Material for the task:

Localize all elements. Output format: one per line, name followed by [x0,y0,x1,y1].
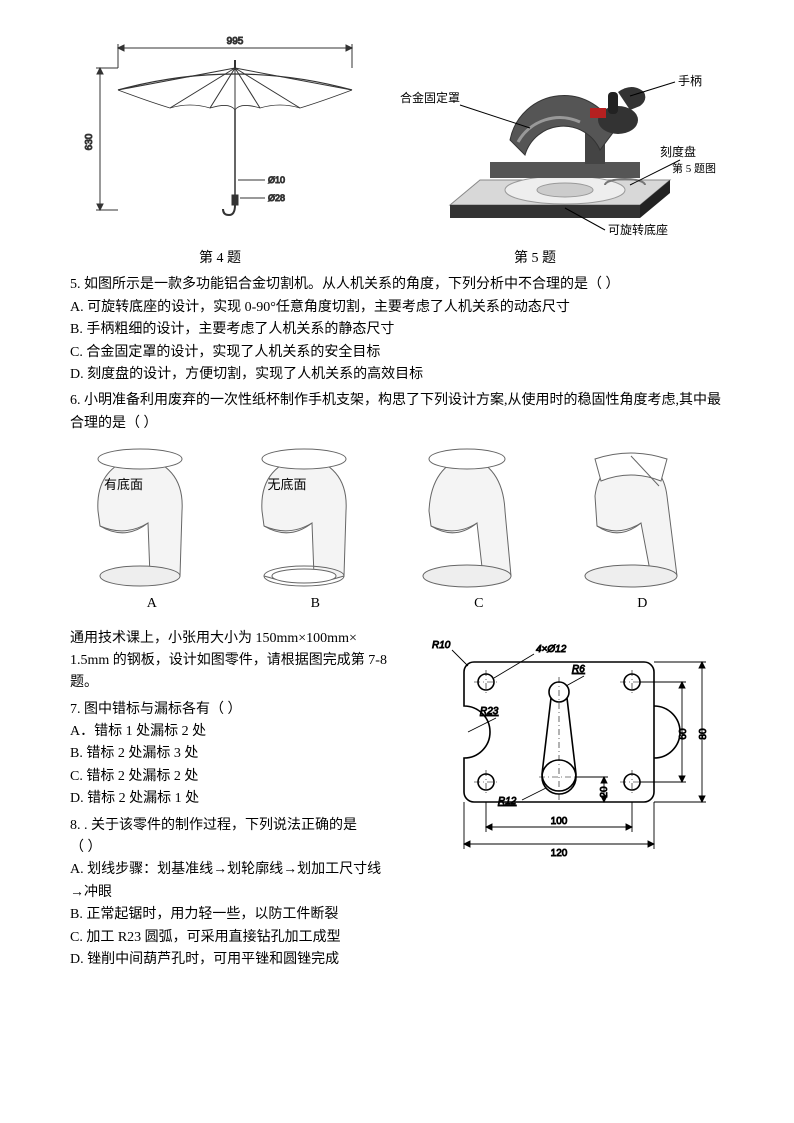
cup-A: 有底面 A [70,441,234,615]
cup-B-svg [234,441,374,591]
dim-100: 100 [551,816,568,827]
q6-stem: 6. 小明准备利用废弃的一次性纸杯制作手机支架，构思了下列设计方案,从使用时的稳… [70,390,724,435]
caption-5: 第 5 题 [370,248,700,270]
cup-D-label: D [561,593,725,615]
umbrella-svg: 995 630 [70,30,370,240]
cup-C: C [397,441,561,615]
dim-60: 60 [678,728,689,740]
dim-120: 120 [551,848,568,859]
q7-C: C. 错标 2 处漏标 2 处 [70,766,406,788]
q5-stem: 5. 如图所示是一款多功能铝合金切割机。从人机关系的角度，下列分析中不合理的是（… [70,274,724,296]
label-dial: 刻度盘 [660,144,696,159]
caption-row: 第 4 题 第 5 题 [70,248,724,270]
label-handle: 手柄 [678,74,702,88]
cup-A-annot: 有底面 [104,475,143,496]
dim-20: 20 [599,786,610,798]
dim-height: 630 [84,133,95,150]
q8-stem: 8. . 关于该零件的制作过程，下列说法正确的是 [70,815,406,837]
q78-intro-2: 1.5mm 的钢板，设计如图零件，请根据图完成第 7-8 [70,653,387,668]
cup-A-svg [70,441,210,591]
cup-C-svg [397,441,537,591]
question-5: 5. 如图所示是一款多功能铝合金切割机。从人机关系的角度，下列分析中不合理的是（… [70,274,724,386]
cup-D: D [561,441,725,615]
q8-A2: →冲眼 [70,882,406,904]
q78-intro-3: 题。 [70,675,98,690]
figure-row-top: 995 630 [70,30,724,240]
dim-R6: R6 [572,664,585,675]
q78-intro: 通用技术课上，小张用大小为 150mm×100mm× 1.5mm 的钢板，设计如… [70,628,406,695]
label-base: 可旋转底座 [608,222,668,237]
question-8: 8. . 关于该零件的制作过程，下列说法正确的是 （ ） A. 划线步骤：划基准… [70,815,406,972]
label-cover: 合金固定罩 [400,90,460,105]
question-7: 7. 图中错标与漏标各有（ ） A．错标 1 处漏标 2 处 B. 错标 2 处… [70,699,406,811]
dim-holes: 4×Ø12 [536,644,567,655]
cup-row: 有底面 A 无底面 B [70,441,724,615]
figure-part: R10 4×Ø12 R6 R23 R12 100 [424,622,724,972]
q5-B: B. 手柄粗细的设计，主要考虑了人机关系的静态尺寸 [70,319,724,341]
cup-D-svg [561,441,701,591]
q78-text-col: 通用技术课上，小张用大小为 150mm×100mm× 1.5mm 的钢板，设计如… [70,622,406,972]
q78-block: 通用技术课上，小张用大小为 150mm×100mm× 1.5mm 的钢板，设计如… [70,622,724,972]
q8-C: C. 加工 R23 圆弧，可采用直接钻孔加工成型 [70,927,406,949]
caption-4: 第 4 题 [70,248,370,270]
cup-B-label: B [234,593,398,615]
q7-A: A．错标 1 处漏标 2 处 [70,721,406,743]
question-6: 6. 小明准备利用废弃的一次性纸杯制作手机支架，构思了下列设计方案,从使用时的稳… [70,390,724,435]
dim-R12: R12 [498,796,517,807]
q8-B: B. 正常起锯时，用力轻一些，以防工件断裂 [70,904,406,926]
q7-D: D. 错标 2 处漏标 1 处 [70,788,406,810]
part-svg: R10 4×Ø12 R6 R23 R12 100 [424,622,724,872]
label-side: 第 5 题图 [672,161,716,175]
q8-D: D. 锉削中间葫芦孔时，可用平锉和圆锉完成 [70,949,406,971]
figure-umbrella: 995 630 [70,30,370,240]
figure-saw: 合金固定罩 手柄 刻度盘 第 5 题图 可旋转底座 [390,30,720,240]
dim-80: 80 [698,728,709,740]
cup-B: 无底面 B [234,441,398,615]
q5-A: A. 可旋转底座的设计，实现 0-90°任意角度切割，主要考虑了人机关系的动态尺… [70,297,724,319]
q5-C: C. 合金固定罩的设计，实现了人机关系的安全目标 [70,342,724,364]
q7-stem: 7. 图中错标与漏标各有（ ） [70,699,406,721]
dim-d1: Ø10 [268,175,285,185]
cup-A-label: A [70,593,234,615]
cup-C-label: C [397,593,561,615]
dim-R23: R23 [480,706,499,717]
q8-A: A. 划线步骤：划基准线→划轮廓线→划加工尺寸线 [70,859,406,881]
saw-svg: 合金固定罩 手柄 刻度盘 第 5 题图 可旋转底座 [390,30,720,240]
dim-d2: Ø28 [268,193,285,203]
cup-B-annot: 无底面 [268,475,307,496]
q78-intro-1: 通用技术课上，小张用大小为 150mm×100mm× [70,631,357,646]
q7-B: B. 错标 2 处漏标 3 处 [70,743,406,765]
dim-width: 995 [227,36,244,47]
q5-D: D. 刻度盘的设计，方便切割，实现了人机关系的高效目标 [70,364,724,386]
q8-stem2: （ ） [70,837,406,859]
dim-R10: R10 [432,640,451,651]
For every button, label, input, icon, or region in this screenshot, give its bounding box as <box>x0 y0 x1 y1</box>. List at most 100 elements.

What is needed:
Turn every line of the records above into a numbered list, skipping blank lines and leaving the pictures out.

Written response:
1. Localize all elements. Output format: one per line, name followed by [x0,y0,x1,y1].
2. cup-A: 有底面 A [70,441,234,615]
3. cup-B-svg [234,441,374,591]
4. dim-100: 100 [551,816,568,827]
5. q6-stem: 6. 小明准备利用废弃的一次性纸杯制作手机支架，构思了下列设计方案,从使用时的稳… [70,390,724,435]
6. caption-5: 第 5 题 [370,248,700,270]
7. cup-D-label: D [561,593,725,615]
8. umbrella-svg: 995 630 [70,30,370,240]
9. cup-C: C [397,441,561,615]
10. dim-60: 60 [678,728,689,740]
11. dim-120: 120 [551,848,568,859]
12. q7-C: C. 错标 2 处漏标 2 处 [70,766,406,788]
13. q5-stem: 5. 如图所示是一款多功能铝合金切割机。从人机关系的角度，下列分析中不合理的是（… [70,274,724,296]
14. label-dial: 刻度盘 [660,144,696,159]
15. caption-row: 第 4 题 第 5 题 [70,248,724,270]
16. label-handle: 手柄 [678,74,702,88]
17. cup-A-annot: 有底面 [104,475,143,496]
18. dim-20: 20 [599,786,610,798]
19. dim-height: 630 [84,133,95,150]
20. q8-stem: 8. . 关于该零件的制作过程，下列说法正确的是 [70,815,406,837]
21. q78-intro-2: 1.5mm 的钢板，设计如图零件，请根据图完成第 7-8 [70,653,387,668]
22. cup-A-svg [70,441,210,591]
23. cup-C-svg [397,441,537,591]
24. question-5: 5. 如图所示是一款多功能铝合金切割机。从人机关系的角度，下列分析中不合理的是（… [70,274,724,386]
25. cup-D: D [561,441,725,615]
26. q8-A2: →冲眼 [70,882,406,904]
27. q78-intro-3: 题。 [70,675,98,690]
28. figure-row-top: 995 630 [70,30,724,240]
29. dim-R6: R6 [572,664,585,675]
30. q78-intro: 通用技术课上，小张用大小为 150mm×100mm× 1.5mm 的钢板，设计如… [70,628,406,695]
31. label-base: 可旋转底座 [608,222,668,237]
32. question-8: 8. . 关于该零件的制作过程，下列说法正确的是 （ ） A. 划线步骤：划基准… [70,815,406,972]
33. label-cover: 合金固定罩 [400,90,460,105]
34. question-7: 7. 图中错标与漏标各有（ ） A．错标 1 处漏标 2 处 B. 错标 2 处… [70,699,406,811]
35. dim-holes: 4×Ø12 [536,644,567,655]
36. cup-row: 有底面 A 无底面 B [70,441,724,615]
37. figure-part: R10 4×Ø12 R6 R23 R12 100 [424,622,724,972]
38. q5-B: B. 手柄粗细的设计，主要考虑了人机关系的静态尺寸 [70,319,724,341]
39. cup-D-svg [561,441,701,591]
40. q78-text-col: 通用技术课上，小张用大小为 150mm×100mm× 1.5mm 的钢板，设计如… [70,622,406,972]
41. q78-block: 通用技术课上，小张用大小为 150mm×100mm× 1.5mm 的钢板，设计如… [70,622,724,972]
42. q8-C: C. 加工 R23 圆弧，可采用直接钻孔加工成型 [70,927,406,949]
43. caption-4: 第 4 题 [70,248,370,270]
44. cup-B-label: B [234,593,398,615]
45. q7-A: A．错标 1 处漏标 2 处 [70,721,406,743]
46. question-6: 6. 小明准备利用废弃的一次性纸杯制作手机支架，构思了下列设计方案,从使用时的稳… [70,390,724,435]
47. dim-R12: R12 [498,796,517,807]
48. q8-B: B. 正常起锯时，用力轻一些，以防工件断裂 [70,904,406,926]
49. q7-D: D. 错标 2 处漏标 1 处 [70,788,406,810]
50. part-svg: R10 4×Ø12 R6 R23 R12 100 [424,622,724,872]
51. label-side: 第 5 题图 [672,161,716,175]
52. q8-D: D. 锉削中间葫芦孔时，可用平锉和圆锉完成 [70,949,406,971]
53. figure-umbrella: 995 630 [70,30,370,240]
54. figure-saw: 合金固定罩 手柄 刻度盘 第 5 题图 可旋转底座 [390,30,720,240]
55. dim-80: 80 [698,728,709,740]
56. cup-B: 无底面 B [234,441,398,615]
57. q5-A: A. 可旋转底座的设计，实现 0-90°任意角度切割，主要考虑了人机关系的动态尺… [70,297,724,319]
58. q5-C: C. 合金固定罩的设计，实现了人机关系的安全目标 [70,342,724,364]
59. q7-stem: 7. 图中错标与漏标各有（ ） [70,699,406,721]
60. dim-d1: Ø10 [268,175,285,185]
61. cup-A-label: A [70,593,234,615]
62. cup-C-label: C [397,593,561,615]
63. dim-R23: R23 [480,706,499,717]
64. q8-A: A. 划线步骤：划基准线→划轮廓线→划加工尺寸线 [70,859,406,881]
65. saw-svg: 合金固定罩 手柄 刻度盘 第 5 题图 可旋转底座 [390,30,720,240]
66. dim-d2: Ø28 [268,193,285,203]
67. cup-B-annot: 无底面 [268,475,307,496]
68. q78-intro-1: 通用技术课上，小张用大小为 150mm×100mm× [70,631,357,646]
69. q7-B: B. 错标 2 处漏标 3 处 [70,743,406,765]
70. dim-width: 995 [227,36,244,47]
71. q5-D: D. 刻度盘的设计，方便切割，实现了人机关系的高效目标 [70,364,724,386]
72. q8-stem2: （ ） [70,837,406,859]
73. dim-R10: R10 [432,640,451,651]
74. For every button, label, input, icon, or region in this screenshot, give its bounding box as <box>x0 y0 x1 y1</box>. List at most 100 elements.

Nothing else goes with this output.